### WHAT THE EXERCISE ASKS
Reproduce all entries precisely, down to the last character.

### MATERIAL
======
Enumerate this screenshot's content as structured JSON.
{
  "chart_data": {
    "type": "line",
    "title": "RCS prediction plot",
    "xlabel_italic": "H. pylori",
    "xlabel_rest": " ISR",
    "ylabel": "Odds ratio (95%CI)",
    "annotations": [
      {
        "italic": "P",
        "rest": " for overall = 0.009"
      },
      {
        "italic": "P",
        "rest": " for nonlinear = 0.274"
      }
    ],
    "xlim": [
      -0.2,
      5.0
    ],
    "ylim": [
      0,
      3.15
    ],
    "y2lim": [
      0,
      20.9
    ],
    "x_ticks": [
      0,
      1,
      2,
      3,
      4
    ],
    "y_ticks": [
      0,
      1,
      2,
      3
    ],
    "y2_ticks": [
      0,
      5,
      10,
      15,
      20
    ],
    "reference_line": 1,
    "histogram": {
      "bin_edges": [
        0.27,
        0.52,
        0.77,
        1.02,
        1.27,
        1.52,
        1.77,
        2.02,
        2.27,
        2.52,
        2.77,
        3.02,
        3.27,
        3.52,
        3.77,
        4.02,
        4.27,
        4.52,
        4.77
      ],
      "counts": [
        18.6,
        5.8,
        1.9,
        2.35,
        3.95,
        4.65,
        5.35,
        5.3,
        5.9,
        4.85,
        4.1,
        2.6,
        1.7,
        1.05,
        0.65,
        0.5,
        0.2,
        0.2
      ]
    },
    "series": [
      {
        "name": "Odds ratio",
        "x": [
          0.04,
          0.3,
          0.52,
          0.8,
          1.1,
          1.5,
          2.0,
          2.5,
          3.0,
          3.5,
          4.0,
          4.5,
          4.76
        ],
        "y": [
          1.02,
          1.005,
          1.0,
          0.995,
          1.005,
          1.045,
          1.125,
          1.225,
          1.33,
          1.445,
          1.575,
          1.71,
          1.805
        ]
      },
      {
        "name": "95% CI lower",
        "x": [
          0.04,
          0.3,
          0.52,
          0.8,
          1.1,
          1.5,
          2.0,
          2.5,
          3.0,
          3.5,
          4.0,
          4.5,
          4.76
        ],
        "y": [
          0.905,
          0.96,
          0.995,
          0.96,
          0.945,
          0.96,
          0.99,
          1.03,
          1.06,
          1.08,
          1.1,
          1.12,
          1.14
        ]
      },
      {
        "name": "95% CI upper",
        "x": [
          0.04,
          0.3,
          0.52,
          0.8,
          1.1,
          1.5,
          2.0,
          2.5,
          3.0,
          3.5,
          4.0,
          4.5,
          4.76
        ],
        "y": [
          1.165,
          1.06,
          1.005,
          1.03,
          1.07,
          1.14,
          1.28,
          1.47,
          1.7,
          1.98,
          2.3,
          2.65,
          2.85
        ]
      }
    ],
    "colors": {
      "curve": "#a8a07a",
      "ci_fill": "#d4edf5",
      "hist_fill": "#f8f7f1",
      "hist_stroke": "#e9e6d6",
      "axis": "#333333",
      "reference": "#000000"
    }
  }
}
======
### SOLUTION
Enumerate this screenshot's content as structured JSON.
{
  "chart_data": {
    "type": "line",
    "title": "RCS prediction plot",
    "xlabel_italic": "H. pylori",
    "xlabel_rest": " ISR",
    "ylabel": "Odds ratio (95%CI)",
    "annotations": [
      {
        "italic": "P",
        "rest": " for overall = 0.009"
      },
      {
        "italic": "P",
        "rest": " for nonlinear = 0.274"
      }
    ],
    "xlim": [
      -0.2,
      5.0
    ],
    "ylim": [
      0,
      3.15
    ],
    "y2lim": [
      0,
      20.9
    ],
    "x_ticks": [
      0,
      1,
      2,
      3,
      4
    ],
    "y_ticks": [
      0,
      1,
      2,
      3
    ],
    "y2_ticks": [
      0,
      5,
      10,
      15,
      20
    ],
    "reference_line": 1,
    "histogram": {
      "bin_edges": [
        0.27,
        0.52,
        0.77,
        1.02,
        1.27,
        1.52,
        1.77,
        2.02,
        2.27,
        2.52,
        2.77,
        3.02,
        3.27,
        3.52,
        3.77,
        4.02,
        4.27,
        4.52,
        4.77
      ],
      "counts": [
        18.6,
        5.8,
        1.9,
        2.35,
        3.95,
        4.65,
        5.35,
        5.3,
        5.9,
        4.85,
        4.1,
        2.6,
        1.7,
        1.05,
        0.65,
        0.5,
        0.2,
        0.2
      ]
    },
    "series": [
      {
        "name": "Odds ratio",
        "x": [
          0.04,
          0.3,
          0.52,
          0.8,
          1.1,
          1.5,
          2.0,
          2.5,
          3.0,
          3.5,
          4.0,
          4.5,
          4.76
        ],
        "y": [
          1.02,
          1.005,
          1.0,
          0.995,
          1.005,
          1.045,
          1.125,
          1.225,
          1.33,
          1.445,
          1.575,
          1.71,
          1.805
        ]
      },
      {
        "name": "95% CI lower",
        "x": [
          0.04,
          0.3,
          0.52,
          0.8,
          1.1,
          1.5,
          2.0,
          2.5,
          3.0,
          3.5,
          4.0,
          4.5,
          4.76
        ],
        "y": [
          0.905,
          0.96,
          0.995,
          0.96,
          0.945,
          0.96,
          0.99,
          1.03,
          1.06,
          1.08,
          1.1,
          1.12,
          1.14
        ]
      },
      {
        "name": "95% CI upper",
        "x": [
          0.04,
          0.3,
          0.52,
          0.8,
          1.1,
          1.5,
          2.0,
          2.5,
          3.0,
          3.5,
          4.0,
          4.5,
          4.76
        ],
        "y": [
          1.165,
          1.06,
          1.005,
          1.03,
          1.07,
          1.14,
          1.28,
          1.47,
          1.7,
          1.98,
          2.3,
          2.65,
          2.85
        ]
      }
    ],
    "colors": {
      "curve": "#a8a07a",
      "ci_fill": "#d4edf5",
      "hist_fill": "#f8f7f1",
      "hist_stroke": "#e9e6d6",
      "axis": "#333333",
      "reference": "#000000"
    }
  }
}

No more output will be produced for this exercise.